What is needed:
Work through the material below line by line and say how many lines include the word "that". Only the number, please.

Records for the exercise:
------------------------------------------------------------------------
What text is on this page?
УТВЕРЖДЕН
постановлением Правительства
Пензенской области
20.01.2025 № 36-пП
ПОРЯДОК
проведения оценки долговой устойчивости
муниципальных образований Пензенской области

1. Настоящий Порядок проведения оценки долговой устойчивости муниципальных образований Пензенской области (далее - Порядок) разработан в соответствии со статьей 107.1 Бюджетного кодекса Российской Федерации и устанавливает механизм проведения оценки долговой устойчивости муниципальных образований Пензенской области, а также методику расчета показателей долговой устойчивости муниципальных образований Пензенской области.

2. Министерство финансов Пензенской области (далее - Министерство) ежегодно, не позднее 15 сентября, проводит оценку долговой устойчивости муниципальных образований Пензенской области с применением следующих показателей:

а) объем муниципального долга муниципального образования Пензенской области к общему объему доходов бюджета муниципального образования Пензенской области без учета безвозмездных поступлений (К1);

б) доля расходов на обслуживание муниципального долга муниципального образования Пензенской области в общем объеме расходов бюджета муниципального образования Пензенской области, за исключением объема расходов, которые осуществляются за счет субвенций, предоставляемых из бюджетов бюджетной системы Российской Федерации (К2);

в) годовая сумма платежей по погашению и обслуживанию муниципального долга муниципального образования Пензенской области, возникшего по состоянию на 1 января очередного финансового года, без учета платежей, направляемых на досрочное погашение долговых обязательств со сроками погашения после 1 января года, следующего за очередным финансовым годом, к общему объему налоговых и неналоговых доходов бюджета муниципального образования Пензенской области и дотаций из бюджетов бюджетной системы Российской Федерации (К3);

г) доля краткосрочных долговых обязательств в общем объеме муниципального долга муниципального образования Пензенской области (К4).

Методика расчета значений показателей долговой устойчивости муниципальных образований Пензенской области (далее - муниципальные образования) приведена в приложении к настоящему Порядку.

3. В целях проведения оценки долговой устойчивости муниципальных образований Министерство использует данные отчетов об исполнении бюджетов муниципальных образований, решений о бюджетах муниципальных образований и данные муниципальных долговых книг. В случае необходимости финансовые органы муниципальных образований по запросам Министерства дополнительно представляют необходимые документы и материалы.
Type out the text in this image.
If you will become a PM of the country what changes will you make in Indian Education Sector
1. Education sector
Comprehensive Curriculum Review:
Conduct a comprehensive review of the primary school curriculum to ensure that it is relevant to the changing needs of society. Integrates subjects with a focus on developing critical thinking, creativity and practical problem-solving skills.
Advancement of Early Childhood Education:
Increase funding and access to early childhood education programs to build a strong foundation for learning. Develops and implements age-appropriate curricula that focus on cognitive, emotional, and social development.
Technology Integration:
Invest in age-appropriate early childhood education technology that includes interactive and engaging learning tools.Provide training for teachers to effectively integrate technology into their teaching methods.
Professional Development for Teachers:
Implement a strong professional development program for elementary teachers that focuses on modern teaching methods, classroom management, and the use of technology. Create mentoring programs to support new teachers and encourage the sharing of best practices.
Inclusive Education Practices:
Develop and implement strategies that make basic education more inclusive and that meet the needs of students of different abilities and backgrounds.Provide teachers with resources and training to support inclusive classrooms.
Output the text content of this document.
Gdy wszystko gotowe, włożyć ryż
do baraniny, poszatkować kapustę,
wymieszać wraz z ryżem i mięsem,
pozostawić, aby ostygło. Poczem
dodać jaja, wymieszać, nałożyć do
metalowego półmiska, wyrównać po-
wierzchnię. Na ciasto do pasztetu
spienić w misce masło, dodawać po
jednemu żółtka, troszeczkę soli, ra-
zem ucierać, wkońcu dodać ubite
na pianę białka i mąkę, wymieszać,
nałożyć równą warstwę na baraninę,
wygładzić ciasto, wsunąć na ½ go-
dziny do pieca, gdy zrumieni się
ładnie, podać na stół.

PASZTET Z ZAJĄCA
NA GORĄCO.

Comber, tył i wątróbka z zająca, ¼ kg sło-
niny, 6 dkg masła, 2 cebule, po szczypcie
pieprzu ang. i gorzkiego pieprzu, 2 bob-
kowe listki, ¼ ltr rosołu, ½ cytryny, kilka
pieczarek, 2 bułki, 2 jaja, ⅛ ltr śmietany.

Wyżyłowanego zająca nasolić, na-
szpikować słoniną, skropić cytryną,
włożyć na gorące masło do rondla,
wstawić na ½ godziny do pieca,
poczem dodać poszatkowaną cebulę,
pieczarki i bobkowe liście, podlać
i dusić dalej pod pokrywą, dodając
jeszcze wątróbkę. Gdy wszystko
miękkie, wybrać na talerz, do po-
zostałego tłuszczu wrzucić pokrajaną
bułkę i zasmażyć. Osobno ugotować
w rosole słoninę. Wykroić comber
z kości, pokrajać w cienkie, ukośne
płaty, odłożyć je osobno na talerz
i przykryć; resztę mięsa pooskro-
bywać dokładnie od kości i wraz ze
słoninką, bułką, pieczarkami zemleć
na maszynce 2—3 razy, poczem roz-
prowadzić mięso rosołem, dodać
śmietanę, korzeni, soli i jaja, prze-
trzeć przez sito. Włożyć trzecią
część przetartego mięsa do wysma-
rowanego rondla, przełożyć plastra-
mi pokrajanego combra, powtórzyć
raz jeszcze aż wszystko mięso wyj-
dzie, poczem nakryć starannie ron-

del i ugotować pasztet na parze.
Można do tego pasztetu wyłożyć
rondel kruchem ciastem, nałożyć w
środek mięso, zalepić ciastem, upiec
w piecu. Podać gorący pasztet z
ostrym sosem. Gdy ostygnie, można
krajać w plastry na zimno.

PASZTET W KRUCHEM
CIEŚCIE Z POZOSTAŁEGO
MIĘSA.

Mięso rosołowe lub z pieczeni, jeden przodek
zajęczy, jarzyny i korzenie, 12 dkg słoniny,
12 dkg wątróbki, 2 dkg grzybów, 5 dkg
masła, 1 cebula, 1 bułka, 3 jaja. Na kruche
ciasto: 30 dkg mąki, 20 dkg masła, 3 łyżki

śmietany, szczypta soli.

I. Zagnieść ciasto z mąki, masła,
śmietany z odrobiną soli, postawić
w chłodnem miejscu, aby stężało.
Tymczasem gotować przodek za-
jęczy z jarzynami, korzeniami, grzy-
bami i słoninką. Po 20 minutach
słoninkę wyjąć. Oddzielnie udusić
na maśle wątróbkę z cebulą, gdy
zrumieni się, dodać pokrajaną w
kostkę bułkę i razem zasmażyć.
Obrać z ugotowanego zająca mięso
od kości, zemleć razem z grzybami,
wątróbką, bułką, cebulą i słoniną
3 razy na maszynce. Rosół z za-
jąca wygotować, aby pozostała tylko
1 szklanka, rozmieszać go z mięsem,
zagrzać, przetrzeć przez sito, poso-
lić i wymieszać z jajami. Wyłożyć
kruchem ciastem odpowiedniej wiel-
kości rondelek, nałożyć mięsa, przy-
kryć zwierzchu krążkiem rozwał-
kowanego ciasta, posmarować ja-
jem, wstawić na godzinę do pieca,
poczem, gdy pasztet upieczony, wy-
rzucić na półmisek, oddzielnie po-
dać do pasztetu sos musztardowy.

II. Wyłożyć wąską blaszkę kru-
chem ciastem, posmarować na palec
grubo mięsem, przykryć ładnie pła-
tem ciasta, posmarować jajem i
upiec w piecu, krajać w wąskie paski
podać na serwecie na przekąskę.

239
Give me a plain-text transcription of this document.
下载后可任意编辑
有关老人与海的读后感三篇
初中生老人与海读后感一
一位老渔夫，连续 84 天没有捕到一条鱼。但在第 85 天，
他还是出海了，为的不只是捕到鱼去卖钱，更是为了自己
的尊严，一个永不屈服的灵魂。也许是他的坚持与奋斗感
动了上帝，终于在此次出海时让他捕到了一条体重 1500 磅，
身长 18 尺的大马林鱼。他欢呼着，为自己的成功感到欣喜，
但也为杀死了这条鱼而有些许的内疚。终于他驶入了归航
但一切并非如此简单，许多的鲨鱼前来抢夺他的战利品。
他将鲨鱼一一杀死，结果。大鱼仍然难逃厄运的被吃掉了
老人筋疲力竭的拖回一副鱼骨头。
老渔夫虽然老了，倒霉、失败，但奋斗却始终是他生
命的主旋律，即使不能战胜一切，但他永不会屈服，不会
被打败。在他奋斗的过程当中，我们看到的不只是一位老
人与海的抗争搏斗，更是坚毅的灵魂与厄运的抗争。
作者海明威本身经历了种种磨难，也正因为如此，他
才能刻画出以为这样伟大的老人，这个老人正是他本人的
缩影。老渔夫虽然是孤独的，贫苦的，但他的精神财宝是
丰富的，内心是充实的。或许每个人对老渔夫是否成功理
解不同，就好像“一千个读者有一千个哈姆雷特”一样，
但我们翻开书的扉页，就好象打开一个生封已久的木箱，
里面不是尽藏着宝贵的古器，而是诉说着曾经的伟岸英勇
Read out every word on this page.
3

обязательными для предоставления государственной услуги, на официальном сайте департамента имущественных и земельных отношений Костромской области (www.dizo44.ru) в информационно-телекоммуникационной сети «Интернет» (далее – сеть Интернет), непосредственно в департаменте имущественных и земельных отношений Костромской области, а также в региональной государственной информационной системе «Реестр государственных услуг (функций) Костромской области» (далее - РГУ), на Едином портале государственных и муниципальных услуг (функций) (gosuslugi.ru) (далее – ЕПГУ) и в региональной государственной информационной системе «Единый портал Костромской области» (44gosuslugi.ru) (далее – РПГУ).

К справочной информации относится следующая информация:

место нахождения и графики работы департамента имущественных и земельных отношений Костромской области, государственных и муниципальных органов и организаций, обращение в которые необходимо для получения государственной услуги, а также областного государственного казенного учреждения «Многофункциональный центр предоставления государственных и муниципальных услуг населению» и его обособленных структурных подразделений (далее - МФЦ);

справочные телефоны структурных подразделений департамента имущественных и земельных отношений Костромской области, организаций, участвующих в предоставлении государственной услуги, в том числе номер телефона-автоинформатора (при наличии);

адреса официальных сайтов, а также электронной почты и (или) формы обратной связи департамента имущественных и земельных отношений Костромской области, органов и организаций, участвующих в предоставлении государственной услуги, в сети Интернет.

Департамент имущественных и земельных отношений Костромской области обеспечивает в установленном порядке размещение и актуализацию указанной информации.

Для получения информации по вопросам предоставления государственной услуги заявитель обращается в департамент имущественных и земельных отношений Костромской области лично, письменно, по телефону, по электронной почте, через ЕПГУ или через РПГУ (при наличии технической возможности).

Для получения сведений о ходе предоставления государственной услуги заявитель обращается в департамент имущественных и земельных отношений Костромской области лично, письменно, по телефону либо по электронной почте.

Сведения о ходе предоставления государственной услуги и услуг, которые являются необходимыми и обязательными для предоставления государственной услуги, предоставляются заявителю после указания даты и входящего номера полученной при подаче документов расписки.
------------------------------------------------------------------------
Written solution:
5